[Start of Stored rows]

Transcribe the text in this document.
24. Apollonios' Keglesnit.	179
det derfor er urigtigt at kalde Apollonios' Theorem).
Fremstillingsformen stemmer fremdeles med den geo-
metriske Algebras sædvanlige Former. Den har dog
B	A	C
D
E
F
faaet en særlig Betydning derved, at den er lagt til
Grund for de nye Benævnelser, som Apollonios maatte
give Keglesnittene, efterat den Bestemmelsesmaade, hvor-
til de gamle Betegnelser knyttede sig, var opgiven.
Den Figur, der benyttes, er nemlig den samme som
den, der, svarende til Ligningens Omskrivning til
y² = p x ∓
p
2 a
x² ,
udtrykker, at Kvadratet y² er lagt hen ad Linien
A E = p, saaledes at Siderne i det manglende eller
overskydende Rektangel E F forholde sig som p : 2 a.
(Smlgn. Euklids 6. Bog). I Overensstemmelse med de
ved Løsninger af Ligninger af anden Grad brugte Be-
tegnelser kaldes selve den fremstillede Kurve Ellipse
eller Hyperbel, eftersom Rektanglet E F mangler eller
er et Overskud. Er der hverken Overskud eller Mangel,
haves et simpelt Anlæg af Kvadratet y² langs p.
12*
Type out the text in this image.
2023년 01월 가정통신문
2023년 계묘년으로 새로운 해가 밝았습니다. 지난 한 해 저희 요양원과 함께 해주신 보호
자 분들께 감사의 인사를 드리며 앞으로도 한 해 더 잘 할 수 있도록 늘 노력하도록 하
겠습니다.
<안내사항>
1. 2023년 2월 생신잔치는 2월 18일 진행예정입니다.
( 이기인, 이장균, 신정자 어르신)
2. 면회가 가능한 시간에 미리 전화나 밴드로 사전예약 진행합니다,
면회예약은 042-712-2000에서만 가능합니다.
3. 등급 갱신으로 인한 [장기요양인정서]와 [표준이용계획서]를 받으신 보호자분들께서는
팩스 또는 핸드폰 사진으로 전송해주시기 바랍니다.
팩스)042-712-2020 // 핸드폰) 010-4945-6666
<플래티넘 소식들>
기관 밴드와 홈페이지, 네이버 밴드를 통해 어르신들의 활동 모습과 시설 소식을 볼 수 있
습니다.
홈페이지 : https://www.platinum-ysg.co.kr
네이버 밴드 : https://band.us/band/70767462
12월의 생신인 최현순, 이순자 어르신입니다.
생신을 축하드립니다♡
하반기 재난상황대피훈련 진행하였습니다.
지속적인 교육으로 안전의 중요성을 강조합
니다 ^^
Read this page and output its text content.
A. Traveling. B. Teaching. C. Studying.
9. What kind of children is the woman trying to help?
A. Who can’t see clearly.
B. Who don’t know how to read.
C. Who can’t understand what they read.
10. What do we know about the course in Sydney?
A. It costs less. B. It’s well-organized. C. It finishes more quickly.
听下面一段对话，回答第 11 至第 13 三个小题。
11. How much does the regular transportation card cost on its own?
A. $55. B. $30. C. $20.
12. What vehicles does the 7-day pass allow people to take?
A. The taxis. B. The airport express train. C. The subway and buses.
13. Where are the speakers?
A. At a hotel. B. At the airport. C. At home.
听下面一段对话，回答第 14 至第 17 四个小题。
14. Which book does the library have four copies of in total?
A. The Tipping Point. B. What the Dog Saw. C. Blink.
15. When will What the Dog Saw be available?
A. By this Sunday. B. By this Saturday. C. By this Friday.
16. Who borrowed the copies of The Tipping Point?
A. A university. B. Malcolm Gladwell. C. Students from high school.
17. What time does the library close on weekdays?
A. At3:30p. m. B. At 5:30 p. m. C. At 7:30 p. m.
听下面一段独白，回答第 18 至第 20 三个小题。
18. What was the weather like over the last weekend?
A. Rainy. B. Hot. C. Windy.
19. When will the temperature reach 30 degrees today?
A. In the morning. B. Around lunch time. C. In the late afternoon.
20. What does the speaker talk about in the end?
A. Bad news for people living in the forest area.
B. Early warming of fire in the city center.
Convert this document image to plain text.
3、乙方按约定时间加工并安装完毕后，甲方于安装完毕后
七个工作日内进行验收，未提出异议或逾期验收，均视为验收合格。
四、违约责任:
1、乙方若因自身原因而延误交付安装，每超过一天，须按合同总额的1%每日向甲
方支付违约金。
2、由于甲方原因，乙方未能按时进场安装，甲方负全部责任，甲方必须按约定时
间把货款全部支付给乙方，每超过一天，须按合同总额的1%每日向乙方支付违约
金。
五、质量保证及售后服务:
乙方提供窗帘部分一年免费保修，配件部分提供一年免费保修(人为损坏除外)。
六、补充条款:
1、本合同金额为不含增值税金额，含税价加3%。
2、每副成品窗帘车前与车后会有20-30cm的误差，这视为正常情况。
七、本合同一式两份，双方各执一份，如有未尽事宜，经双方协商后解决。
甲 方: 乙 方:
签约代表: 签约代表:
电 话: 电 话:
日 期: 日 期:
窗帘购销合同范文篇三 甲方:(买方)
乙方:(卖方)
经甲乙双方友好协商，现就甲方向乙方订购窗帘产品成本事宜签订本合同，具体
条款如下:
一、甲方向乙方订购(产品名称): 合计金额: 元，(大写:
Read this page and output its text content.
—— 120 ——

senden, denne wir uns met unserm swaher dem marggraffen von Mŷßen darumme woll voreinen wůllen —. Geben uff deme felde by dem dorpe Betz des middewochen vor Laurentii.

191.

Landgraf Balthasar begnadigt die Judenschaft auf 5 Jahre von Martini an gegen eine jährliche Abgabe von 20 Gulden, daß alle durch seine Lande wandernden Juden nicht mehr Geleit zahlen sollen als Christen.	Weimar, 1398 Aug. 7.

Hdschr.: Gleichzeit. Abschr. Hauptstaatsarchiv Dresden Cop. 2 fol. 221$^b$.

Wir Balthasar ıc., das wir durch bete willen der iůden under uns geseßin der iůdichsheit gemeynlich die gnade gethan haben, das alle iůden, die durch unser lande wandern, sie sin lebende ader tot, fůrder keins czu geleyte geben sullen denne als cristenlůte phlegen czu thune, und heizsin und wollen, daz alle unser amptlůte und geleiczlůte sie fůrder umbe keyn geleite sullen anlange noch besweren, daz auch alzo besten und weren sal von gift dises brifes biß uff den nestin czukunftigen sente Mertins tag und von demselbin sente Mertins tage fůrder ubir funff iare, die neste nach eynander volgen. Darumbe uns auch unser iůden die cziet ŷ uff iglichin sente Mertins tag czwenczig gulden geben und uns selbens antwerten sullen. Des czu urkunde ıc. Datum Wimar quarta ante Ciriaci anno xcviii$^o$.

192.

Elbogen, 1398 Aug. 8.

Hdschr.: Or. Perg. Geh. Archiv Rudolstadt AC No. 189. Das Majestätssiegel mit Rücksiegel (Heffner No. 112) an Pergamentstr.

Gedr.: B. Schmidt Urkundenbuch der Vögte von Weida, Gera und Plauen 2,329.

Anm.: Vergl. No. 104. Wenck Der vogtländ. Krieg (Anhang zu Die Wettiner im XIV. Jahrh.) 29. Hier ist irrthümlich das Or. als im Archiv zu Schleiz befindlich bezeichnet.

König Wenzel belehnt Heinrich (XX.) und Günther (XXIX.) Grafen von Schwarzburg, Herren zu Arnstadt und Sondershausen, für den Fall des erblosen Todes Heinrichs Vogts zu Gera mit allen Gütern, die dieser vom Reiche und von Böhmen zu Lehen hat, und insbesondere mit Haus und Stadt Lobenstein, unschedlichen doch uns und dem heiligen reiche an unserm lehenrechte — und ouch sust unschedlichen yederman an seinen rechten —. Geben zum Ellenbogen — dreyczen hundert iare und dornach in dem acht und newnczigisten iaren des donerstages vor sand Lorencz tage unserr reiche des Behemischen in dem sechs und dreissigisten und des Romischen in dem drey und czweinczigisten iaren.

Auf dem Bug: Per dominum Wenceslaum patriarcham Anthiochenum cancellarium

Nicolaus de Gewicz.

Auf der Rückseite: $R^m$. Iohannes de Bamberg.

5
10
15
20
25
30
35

[End of Stored rows]

▸ Goal of the exercise: Show every line of the listing in which the string "does" can be found.

▸ Result:
11. How much does the regular transportation card cost on its own?
12. What vehicles does the 7-day pass allow people to take?
14. Which book does the library have four copies of in total?
17. What time does the library close on weekdays?
20. What does the speaker talk about in the end?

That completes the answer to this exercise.